• Section du document:
::::::
17/9/07 – Publication – Paris, Musée du Louvre – Lorsque le Louvre a annoncé son intention de créer une nouvelle revue, beaucoup ont craint que celle-ci ne signe l’arrêt de mort de La Revue des Musées de France. Mais la parution du numéro 1 de Grande Galerie devrait les rassurer. Bénéficiant d’une belle maquette et d’un graphisme très élégant, ce journal ne peut aucunement remplacer l’ancienne Revue du Louvre. On n’y trouvera en effet aucun article scientifique. Les spécialistes ne font pas partie du public visé, sans qu’on puisse affirmer pour autant que le grand public soit concerné. Celui-ci sera d’ailleurs probablement rebuté par un prix de vente très élevé (6,90 €).
::::::
Lignes de données:
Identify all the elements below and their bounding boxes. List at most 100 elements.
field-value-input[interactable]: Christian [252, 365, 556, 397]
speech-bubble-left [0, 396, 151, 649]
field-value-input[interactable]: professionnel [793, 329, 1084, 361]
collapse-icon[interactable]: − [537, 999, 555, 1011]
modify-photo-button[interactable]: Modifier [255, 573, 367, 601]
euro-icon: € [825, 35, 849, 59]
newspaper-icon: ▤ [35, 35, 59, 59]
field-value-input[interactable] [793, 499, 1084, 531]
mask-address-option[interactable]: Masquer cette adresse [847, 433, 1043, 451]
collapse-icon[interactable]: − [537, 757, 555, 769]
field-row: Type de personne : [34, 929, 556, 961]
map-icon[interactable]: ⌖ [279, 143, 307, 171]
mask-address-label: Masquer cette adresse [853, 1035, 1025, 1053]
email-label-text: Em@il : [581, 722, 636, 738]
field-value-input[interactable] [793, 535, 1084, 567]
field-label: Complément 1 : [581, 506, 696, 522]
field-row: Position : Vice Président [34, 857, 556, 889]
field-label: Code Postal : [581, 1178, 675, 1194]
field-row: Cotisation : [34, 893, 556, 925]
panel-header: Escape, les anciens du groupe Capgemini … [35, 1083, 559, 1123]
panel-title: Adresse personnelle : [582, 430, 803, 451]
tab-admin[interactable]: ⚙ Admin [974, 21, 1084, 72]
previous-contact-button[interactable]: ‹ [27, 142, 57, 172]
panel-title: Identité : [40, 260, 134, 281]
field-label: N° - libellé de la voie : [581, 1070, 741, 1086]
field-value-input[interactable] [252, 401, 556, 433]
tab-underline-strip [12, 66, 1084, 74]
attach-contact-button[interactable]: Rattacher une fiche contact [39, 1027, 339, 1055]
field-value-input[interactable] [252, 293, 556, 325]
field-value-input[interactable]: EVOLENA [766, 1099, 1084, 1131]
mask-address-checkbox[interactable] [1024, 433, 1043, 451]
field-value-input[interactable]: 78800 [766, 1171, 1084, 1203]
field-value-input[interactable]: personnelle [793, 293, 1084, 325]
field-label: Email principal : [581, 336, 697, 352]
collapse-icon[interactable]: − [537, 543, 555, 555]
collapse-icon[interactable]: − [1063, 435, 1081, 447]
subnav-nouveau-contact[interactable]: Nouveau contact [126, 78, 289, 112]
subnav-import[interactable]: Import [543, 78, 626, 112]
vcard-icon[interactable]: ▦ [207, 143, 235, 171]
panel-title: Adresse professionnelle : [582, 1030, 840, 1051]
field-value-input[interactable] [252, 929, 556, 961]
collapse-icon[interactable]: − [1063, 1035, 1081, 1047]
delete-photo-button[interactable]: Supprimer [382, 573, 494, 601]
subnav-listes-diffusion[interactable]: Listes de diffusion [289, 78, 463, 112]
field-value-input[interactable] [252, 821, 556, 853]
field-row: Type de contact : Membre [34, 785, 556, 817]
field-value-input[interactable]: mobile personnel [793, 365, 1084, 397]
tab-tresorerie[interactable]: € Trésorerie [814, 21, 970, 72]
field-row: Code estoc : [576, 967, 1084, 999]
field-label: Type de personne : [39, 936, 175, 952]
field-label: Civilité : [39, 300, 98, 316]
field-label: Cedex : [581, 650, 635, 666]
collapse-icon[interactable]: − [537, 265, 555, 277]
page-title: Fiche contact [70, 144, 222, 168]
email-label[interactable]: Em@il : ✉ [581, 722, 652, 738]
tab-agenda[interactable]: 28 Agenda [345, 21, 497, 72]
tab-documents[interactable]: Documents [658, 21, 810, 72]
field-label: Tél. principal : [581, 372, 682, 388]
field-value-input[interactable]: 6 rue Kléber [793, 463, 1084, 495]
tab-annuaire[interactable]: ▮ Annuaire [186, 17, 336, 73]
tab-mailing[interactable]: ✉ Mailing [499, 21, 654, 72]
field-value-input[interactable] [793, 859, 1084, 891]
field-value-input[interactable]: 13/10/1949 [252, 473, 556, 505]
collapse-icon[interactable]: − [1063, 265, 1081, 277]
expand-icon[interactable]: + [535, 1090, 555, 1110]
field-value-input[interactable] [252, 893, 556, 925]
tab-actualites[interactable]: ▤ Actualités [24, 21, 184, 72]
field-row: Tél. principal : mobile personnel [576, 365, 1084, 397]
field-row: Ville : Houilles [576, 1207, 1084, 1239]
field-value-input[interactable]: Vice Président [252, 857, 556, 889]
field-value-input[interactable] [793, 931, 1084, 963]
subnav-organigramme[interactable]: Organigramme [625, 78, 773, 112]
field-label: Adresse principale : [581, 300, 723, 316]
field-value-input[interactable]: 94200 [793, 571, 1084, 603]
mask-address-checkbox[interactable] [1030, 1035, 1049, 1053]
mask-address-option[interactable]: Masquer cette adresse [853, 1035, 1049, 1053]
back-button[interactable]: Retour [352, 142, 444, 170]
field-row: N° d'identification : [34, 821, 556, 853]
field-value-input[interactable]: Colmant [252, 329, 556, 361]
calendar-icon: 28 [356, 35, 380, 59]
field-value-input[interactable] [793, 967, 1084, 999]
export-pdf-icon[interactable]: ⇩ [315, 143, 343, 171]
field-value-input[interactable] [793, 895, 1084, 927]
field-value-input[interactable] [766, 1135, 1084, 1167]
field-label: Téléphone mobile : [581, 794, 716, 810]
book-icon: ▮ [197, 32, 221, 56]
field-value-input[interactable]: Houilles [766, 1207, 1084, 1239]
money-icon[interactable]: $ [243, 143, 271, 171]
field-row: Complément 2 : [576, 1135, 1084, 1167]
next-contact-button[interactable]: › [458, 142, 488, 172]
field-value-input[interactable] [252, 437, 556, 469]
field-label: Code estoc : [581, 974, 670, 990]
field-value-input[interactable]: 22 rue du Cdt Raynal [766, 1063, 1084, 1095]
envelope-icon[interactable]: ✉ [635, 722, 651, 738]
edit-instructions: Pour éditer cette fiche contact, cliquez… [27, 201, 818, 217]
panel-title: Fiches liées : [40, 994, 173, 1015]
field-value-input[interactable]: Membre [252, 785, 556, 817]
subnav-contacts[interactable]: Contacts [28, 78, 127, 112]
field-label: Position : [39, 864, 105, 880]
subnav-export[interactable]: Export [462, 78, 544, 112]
::::::
• Consigne: Reproduisez le passage de l'article sur la revue Grande Galerie qui commence aux mots « 17/9/07 – Publication » et s'arrête après « élevé (6,90 €). ». Les lignes forment un matériau distinct de l'article.

• Corrigé:
17/9/07 – Publication – Paris, Musée du Louvre – Lorsque le Louvre a annoncé son intention de créer une nouvelle revue, beaucoup ont craint que celle-ci ne signe l’arrêt de mort de La Revue des Musées de France. Mais la parution du numéro 1 de Grande Galerie devrait les rassurer. Bénéficiant d’une belle maquette et d’un graphisme très élégant, ce journal ne peut aucunement remplacer l’ancienne Revue du Louvre. On n’y trouvera en effet aucun article scientifique. Les spécialistes ne font pas partie du public visé, sans qu’on puisse affirmer pour autant que le grand public soit concerné. Celui-ci sera d’ailleurs probablement rebuté par un prix de vente très élevé (6,90 €).